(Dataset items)
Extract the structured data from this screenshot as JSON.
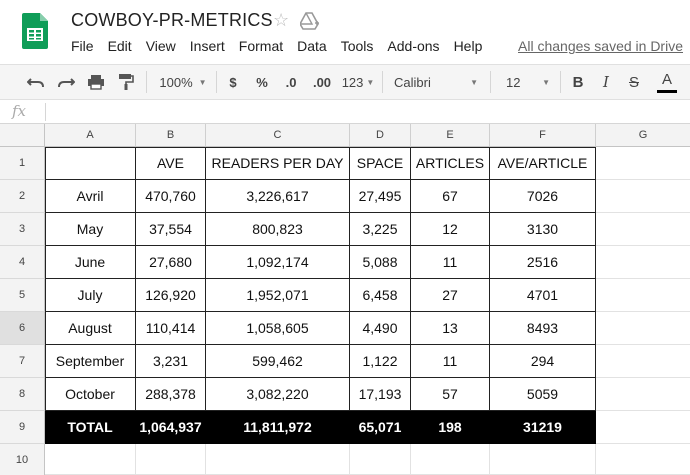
{
  "app": {
    "title": "COWBOY-PR-METRICS",
    "save_status": "All changes saved in Drive",
    "star_icon": "star-icon",
    "drive_icon": "move-to-folder-icon"
  },
  "menu": [
    "File",
    "Edit",
    "View",
    "Insert",
    "Format",
    "Data",
    "Tools",
    "Add-ons",
    "Help"
  ],
  "toolbar": {
    "zoom": "100%",
    "currency": "$",
    "percent": "%",
    "decrease_decimal": ".0",
    "increase_decimal": ".00",
    "more_formats": "123",
    "font": "Calibri",
    "font_size": "12",
    "bold": "B",
    "italic": "I",
    "strike": "S",
    "text_color": "A"
  },
  "formula_bar": {
    "fx": "fx",
    "value": ""
  },
  "columns": [
    "A",
    "B",
    "C",
    "D",
    "E",
    "F",
    "G"
  ],
  "rows": [
    "1",
    "2",
    "3",
    "4",
    "5",
    "6",
    "7",
    "8",
    "9",
    "10"
  ],
  "selected_row": "6",
  "table": {
    "headers": [
      "",
      "AVE",
      "READERS PER DAY",
      "SPACE",
      "ARTICLES",
      "AVE/ARTICLE"
    ],
    "data": [
      [
        "Avril",
        "470,760",
        "3,226,617",
        "27,495",
        "67",
        "7026"
      ],
      [
        "May",
        "37,554",
        "800,823",
        "3,225",
        "12",
        "3130"
      ],
      [
        "June",
        "27,680",
        "1,092,174",
        "5,088",
        "11",
        "2516"
      ],
      [
        "July",
        "126,920",
        "1,952,071",
        "6,458",
        "27",
        "4701"
      ],
      [
        "August",
        "110,414",
        "1,058,605",
        "4,490",
        "13",
        "8493"
      ],
      [
        "September",
        "3,231",
        "599,462",
        "1,122",
        "11",
        "294"
      ],
      [
        "October",
        "288,378",
        "3,082,220",
        "17,193",
        "57",
        "5059"
      ]
    ],
    "total": [
      "TOTAL",
      "1,064,937",
      "11,811,972",
      "65,071",
      "198",
      "31219"
    ]
  },
  "colors": {
    "logo_green": "#0f9d58",
    "total_bg": "#000000",
    "total_fg": "#ffffff"
  }
}
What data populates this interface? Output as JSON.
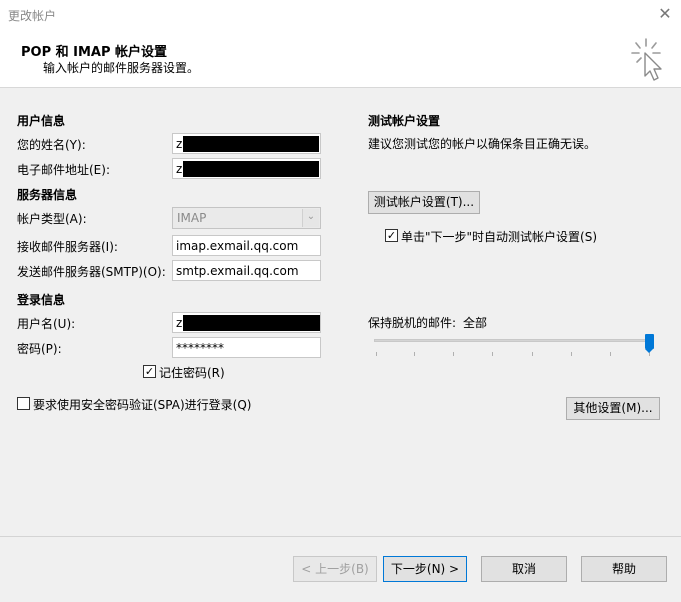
{
  "window": {
    "title": "更改帐户",
    "close_icon": "✕"
  },
  "header": {
    "title": "POP 和 IMAP 帐户设置",
    "subtitle": "输入帐户的邮件服务器设置。",
    "icon": "cursor-click-icon"
  },
  "user_info": {
    "section_title": "用户信息",
    "name_label": "您的姓名(Y):",
    "name_value": "z",
    "email_label": "电子邮件地址(E):",
    "email_value": "z"
  },
  "server_info": {
    "section_title": "服务器信息",
    "account_type_label": "帐户类型(A):",
    "account_type_value": "IMAP",
    "incoming_label": "接收邮件服务器(I):",
    "incoming_value": "imap.exmail.qq.com",
    "outgoing_label": "发送邮件服务器(SMTP)(O):",
    "outgoing_value": "smtp.exmail.qq.com"
  },
  "login_info": {
    "section_title": "登录信息",
    "username_label": "用户名(U):",
    "username_value": "z",
    "password_label": "密码(P):",
    "password_value": "********",
    "remember_label": "记住密码(R)",
    "remember_checked": true
  },
  "spa": {
    "label": "要求使用安全密码验证(SPA)进行登录(Q)",
    "checked": false
  },
  "test_settings": {
    "section_title": "测试帐户设置",
    "description": "建议您测试您的帐户以确保条目正确无误。",
    "test_button": "测试帐户设置(T)...",
    "auto_test_label": "单击\"下一步\"时自动测试帐户设置(S)",
    "auto_test_checked": true
  },
  "offline": {
    "label": "保持脱机的邮件:",
    "value": "全部",
    "slider_level": 1.0
  },
  "more_settings_button": "其他设置(M)...",
  "footer": {
    "back": "< 上一步(B)",
    "next": "下一步(N) >",
    "cancel": "取消",
    "help": "帮助"
  }
}
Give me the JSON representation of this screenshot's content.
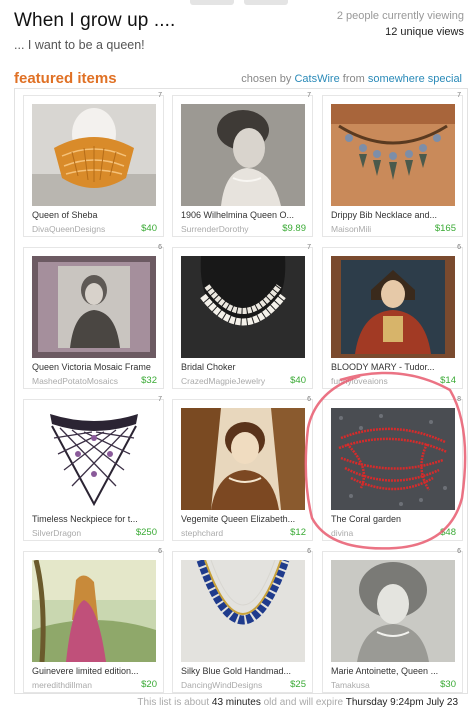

**Your instructions:** Pictures are excluded; copy all other data exactly as shown.

**Solved problem:**
Extract the structured data from this screenshot as JSON.
{
  "app": {
    "title": "COWBOY-PR-METRICS",
    "save_status": "All changes saved in Drive",
    "star_icon": "star-icon",
    "drive_icon": "move-to-folder-icon"
  },
  "menu": [
    "File",
    "Edit",
    "View",
    "Insert",
    "Format",
    "Data",
    "Tools",
    "Add-ons",
    "Help"
  ],
  "toolbar": {
    "zoom": "100%",
    "currency": "$",
    "percent": "%",
    "decrease_decimal": ".0",
    "increase_decimal": ".00",
    "more_formats": "123",
    "font": "Calibri",
    "font_size": "12",
    "bold": "B",
    "italic": "I",
    "strike": "S",
    "text_color": "A"
  },
  "formula_bar": {
    "fx": "fx",
    "value": ""
  },
  "columns": [
    "A",
    "B",
    "C",
    "D",
    "E",
    "F",
    "G"
  ],
  "rows": [
    "1",
    "2",
    "3",
    "4",
    "5",
    "6",
    "7",
    "8",
    "9",
    "10"
  ],
  "selected_row": "6",
  "table": {
    "headers": [
      "",
      "AVE",
      "READERS PER DAY",
      "SPACE",
      "ARTICLES",
      "AVE/ARTICLE"
    ],
    "data": [
      [
        "Avril",
        "470,760",
        "3,226,617",
        "27,495",
        "67",
        "7026"
      ],
      [
        "May",
        "37,554",
        "800,823",
        "3,225",
        "12",
        "3130"
      ],
      [
        "June",
        "27,680",
        "1,092,174",
        "5,088",
        "11",
        "2516"
      ],
      [
        "July",
        "126,920",
        "1,952,071",
        "6,458",
        "27",
        "4701"
      ],
      [
        "August",
        "110,414",
        "1,058,605",
        "4,490",
        "13",
        "8493"
      ],
      [
        "September",
        "3,231",
        "599,462",
        "1,122",
        "11",
        "294"
      ],
      [
        "October",
        "288,378",
        "3,082,220",
        "17,193",
        "57",
        "5059"
      ]
    ],
    "total": [
      "TOTAL",
      "1,064,937",
      "11,811,972",
      "65,071",
      "198",
      "31219"
    ]
  },
  "colors": {
    "logo_green": "#0f9d58",
    "total_bg": "#000000",
    "total_fg": "#ffffff"
  }
}
What data populates this interface? Output as JSON.
{
  "window": {
    "title": "更改帐户",
    "close_icon": "✕"
  },
  "header": {
    "title": "POP 和 IMAP 帐户设置",
    "subtitle": "输入帐户的邮件服务器设置。",
    "icon": "cursor-click-icon"
  },
  "user_info": {
    "section_title": "用户信息",
    "name_label": "您的姓名(Y):",
    "name_value": "z",
    "email_label": "电子邮件地址(E):",
    "email_value": "z"
  },
  "server_info": {
    "section_title": "服务器信息",
    "account_type_label": "帐户类型(A):",
    "account_type_value": "IMAP",
    "incoming_label": "接收邮件服务器(I):",
    "incoming_value": "imap.exmail.qq.com",
    "outgoing_label": "发送邮件服务器(SMTP)(O):",
    "outgoing_value": "smtp.exmail.qq.com"
  },
  "login_info": {
    "section_title": "登录信息",
    "username_label": "用户名(U):",
    "username_value": "z",
    "password_label": "密码(P):",
    "password_value": "********",
    "remember_label": "记住密码(R)",
    "remember_checked": true
  },
  "spa": {
    "label": "要求使用安全密码验证(SPA)进行登录(Q)",
    "checked": false
  },
  "test_settings": {
    "section_title": "测试帐户设置",
    "description": "建议您测试您的帐户以确保条目正确无误。",
    "test_button": "测试帐户设置(T)...",
    "auto_test_label": "单击\"下一步\"时自动测试帐户设置(S)",
    "auto_test_checked": true
  },
  "offline": {
    "label": "保持脱机的邮件:",
    "value": "全部",
    "slider_level": 1.0
  },
  "more_settings_button": "其他设置(M)...",
  "footer": {
    "back": "< 上一步(B)",
    "next": "下一步(N) >",
    "cancel": "取消",
    "help": "帮助"
  }
}
Give me the JSON representation of this screenshot's content.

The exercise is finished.